- [The exercise] Below are records. Copy every line with "测试标准为" in it.

- [Supplied entries]
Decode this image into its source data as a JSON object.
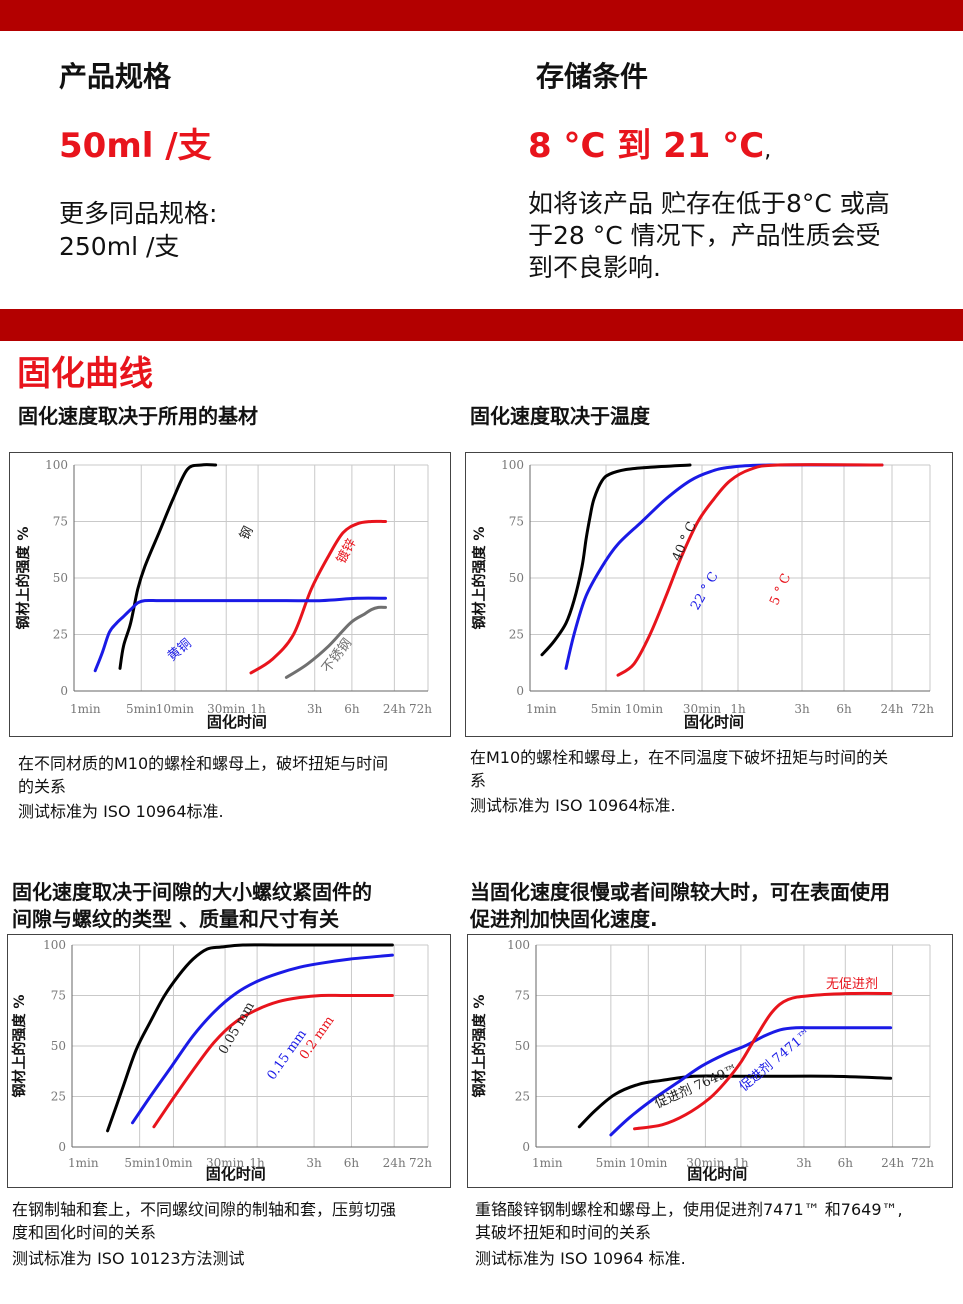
{
  "product": {
    "spec_title": "产品规格",
    "spec_value": "50ml /支",
    "more_label": "更多同品规格:",
    "more_value": "250ml /支"
  },
  "storage": {
    "title": "存储条件",
    "value": "8 °C 到 21 °C",
    "value_suffix": ",",
    "note_lines": [
      "如将该产品 贮存在低于8°C 或高",
      "于28 °C 情况下，产品性质会受",
      "到不良影响."
    ]
  },
  "section_title": "固化曲线",
  "colors": {
    "black": "#000000",
    "red": "#e8141c",
    "blue": "#1a1ae6",
    "gray": "#707070",
    "brand_bar": "#b30000"
  },
  "charts": [
    {
      "heading": [
        "固化速度取决于所用的基材"
      ],
      "caption": [
        "在不同材质的M10的螺栓和螺母上，破坏扭矩与时间",
        "的关系",
        "测试标准为 ISO 10964标准."
      ]
    },
    {
      "heading": [
        "固化速度取决于温度"
      ],
      "caption": [
        "在M10的螺栓和螺母上，在不同温度下破坏扭矩与时间的关",
        "系",
        "测试标准为 ISO 10964标准."
      ]
    },
    {
      "heading": [
        "固化速度取决于间隙的大小螺纹紧固件的",
        "间隙与螺纹的类型 、质量和尺寸有关"
      ],
      "caption": [
        "在钢制轴和套上，不同螺纹间隙的制轴和套，压剪切强",
        "度和固化时间的关系",
        "测试标准为 ISO 10123方法测试"
      ]
    },
    {
      "heading": [
        "当固化速度很慢或者间隙较大时，可在表面使用",
        "促进剂加快固化速度."
      ],
      "caption": [
        "重铬酸锌钢制螺栓和螺母上，使用促进剂7471™ 和7649™,",
        "其破坏扭矩和时间的关系",
        "测试标准为 ISO 10964 标准."
      ]
    }
  ],
  "chart_data": [
    {
      "type": "line",
      "xlabel": "固化时间",
      "ylabel": "钢材上的强度 %",
      "x_ticks": [
        "1min",
        "5min",
        "10min",
        "30min",
        "1h",
        "3h",
        "6h",
        "24h",
        "72h"
      ],
      "y_ticks": [
        0,
        25,
        50,
        75,
        100
      ],
      "ylim": [
        0,
        100
      ],
      "series": [
        {
          "name": "钢",
          "color": "black",
          "x": [
            13,
            14,
            16,
            18,
            20,
            24,
            28,
            32,
            36,
            40
          ],
          "y": [
            10,
            20,
            30,
            45,
            55,
            70,
            85,
            98,
            100,
            100
          ]
        },
        {
          "name": "镀锌",
          "color": "red",
          "x": [
            50,
            56,
            62,
            67,
            72,
            76,
            80,
            84,
            88
          ],
          "y": [
            8,
            14,
            25,
            45,
            60,
            70,
            74,
            75,
            75
          ]
        },
        {
          "name": "黄铜",
          "color": "blue",
          "x": [
            6,
            8,
            10,
            12,
            14,
            16,
            18,
            20,
            24,
            30,
            40,
            50,
            60,
            70,
            80,
            88
          ],
          "y": [
            9,
            17,
            26,
            30,
            33,
            36,
            39,
            40,
            40,
            40,
            40,
            40,
            40,
            40,
            41,
            41
          ]
        },
        {
          "name": "不锈钢",
          "color": "gray",
          "x": [
            60,
            66,
            72,
            78,
            82,
            84,
            86,
            88
          ],
          "y": [
            6,
            12,
            20,
            30,
            34,
            36,
            37,
            37
          ]
        }
      ]
    },
    {
      "type": "line",
      "xlabel": "固化时间",
      "ylabel": "钢材上的强度 %",
      "x_ticks": [
        "1min",
        "5min",
        "10min",
        "30min",
        "1h",
        "3h",
        "6h",
        "24h",
        "72h"
      ],
      "y_ticks": [
        0,
        25,
        50,
        75,
        100
      ],
      "ylim": [
        0,
        100
      ],
      "series": [
        {
          "name": "40 ° C",
          "color": "black",
          "x": [
            3,
            6,
            9,
            11,
            13,
            14,
            15,
            16,
            18,
            20,
            24,
            30,
            40
          ],
          "y": [
            16,
            22,
            30,
            40,
            55,
            67,
            77,
            85,
            93,
            96,
            98,
            99,
            100
          ]
        },
        {
          "name": "22 ° C",
          "color": "blue",
          "x": [
            9,
            11,
            14,
            18,
            22,
            28,
            34,
            40,
            45,
            50,
            60,
            88
          ],
          "y": [
            10,
            25,
            42,
            55,
            65,
            75,
            85,
            93,
            97,
            99,
            100,
            100
          ]
        },
        {
          "name": "5 ° C",
          "color": "red",
          "x": [
            22,
            26,
            30,
            34,
            38,
            42,
            46,
            50,
            55,
            62,
            88
          ],
          "y": [
            7,
            12,
            25,
            42,
            60,
            75,
            85,
            93,
            98,
            100,
            100
          ]
        }
      ]
    },
    {
      "type": "line",
      "xlabel": "固化时间",
      "ylabel": "钢材上的强度 %",
      "x_ticks": [
        "1min",
        "5min",
        "10min",
        "30min",
        "1h",
        "3h",
        "6h",
        "24h",
        "72h"
      ],
      "y_ticks": [
        0,
        25,
        50,
        75,
        100
      ],
      "ylim": [
        0,
        100
      ],
      "series": [
        {
          "name": "0.05 mm",
          "color": "black",
          "x": [
            10,
            14,
            18,
            22,
            26,
            30,
            34,
            38,
            42,
            48,
            60,
            90
          ],
          "y": [
            8,
            28,
            48,
            62,
            75,
            85,
            93,
            98,
            99,
            100,
            100,
            100
          ]
        },
        {
          "name": "0.15 mm",
          "color": "blue",
          "x": [
            17,
            22,
            28,
            34,
            40,
            46,
            52,
            58,
            64,
            70,
            78,
            90
          ],
          "y": [
            12,
            25,
            40,
            55,
            67,
            76,
            82,
            86,
            89,
            91,
            93,
            95
          ]
        },
        {
          "name": "0.2 mm",
          "color": "red",
          "x": [
            23,
            28,
            34,
            40,
            46,
            52,
            58,
            64,
            70,
            76,
            82,
            90
          ],
          "y": [
            10,
            23,
            38,
            52,
            62,
            68,
            72,
            74,
            75,
            75,
            75,
            75
          ]
        }
      ]
    },
    {
      "type": "line",
      "xlabel": "固化时间",
      "ylabel": "钢材上的强度 %",
      "x_ticks": [
        "1min",
        "5min",
        "10min",
        "30min",
        "1h",
        "3h",
        "6h",
        "24h",
        "72h"
      ],
      "y_ticks": [
        0,
        25,
        50,
        75,
        100
      ],
      "ylim": [
        0,
        100
      ],
      "series": [
        {
          "name": "促进剂 7649™",
          "color": "black",
          "x": [
            11,
            15,
            20,
            26,
            32,
            40,
            50,
            60,
            75,
            90
          ],
          "y": [
            10,
            18,
            26,
            31,
            33,
            35,
            35,
            35,
            35,
            34
          ]
        },
        {
          "name": "促进剂 7471™",
          "color": "blue",
          "x": [
            19,
            24,
            30,
            36,
            42,
            48,
            53,
            58,
            62,
            66,
            72,
            90
          ],
          "y": [
            6,
            15,
            24,
            32,
            40,
            46,
            50,
            55,
            58,
            59,
            59,
            59
          ]
        },
        {
          "name": "无促进剂",
          "color": "red",
          "x": [
            25,
            32,
            38,
            44,
            48,
            52,
            56,
            60,
            64,
            70,
            80,
            90
          ],
          "y": [
            9,
            11,
            16,
            24,
            32,
            42,
            55,
            67,
            73,
            75,
            76,
            76
          ]
        }
      ]
    }
  ]
}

- [Answer to the task]
        "测试标准为 ISO 10964标准."
        "测试标准为 ISO 10964标准."
        "测试标准为 ISO 10123方法测试"
        "测试标准为 ISO 10964 标准."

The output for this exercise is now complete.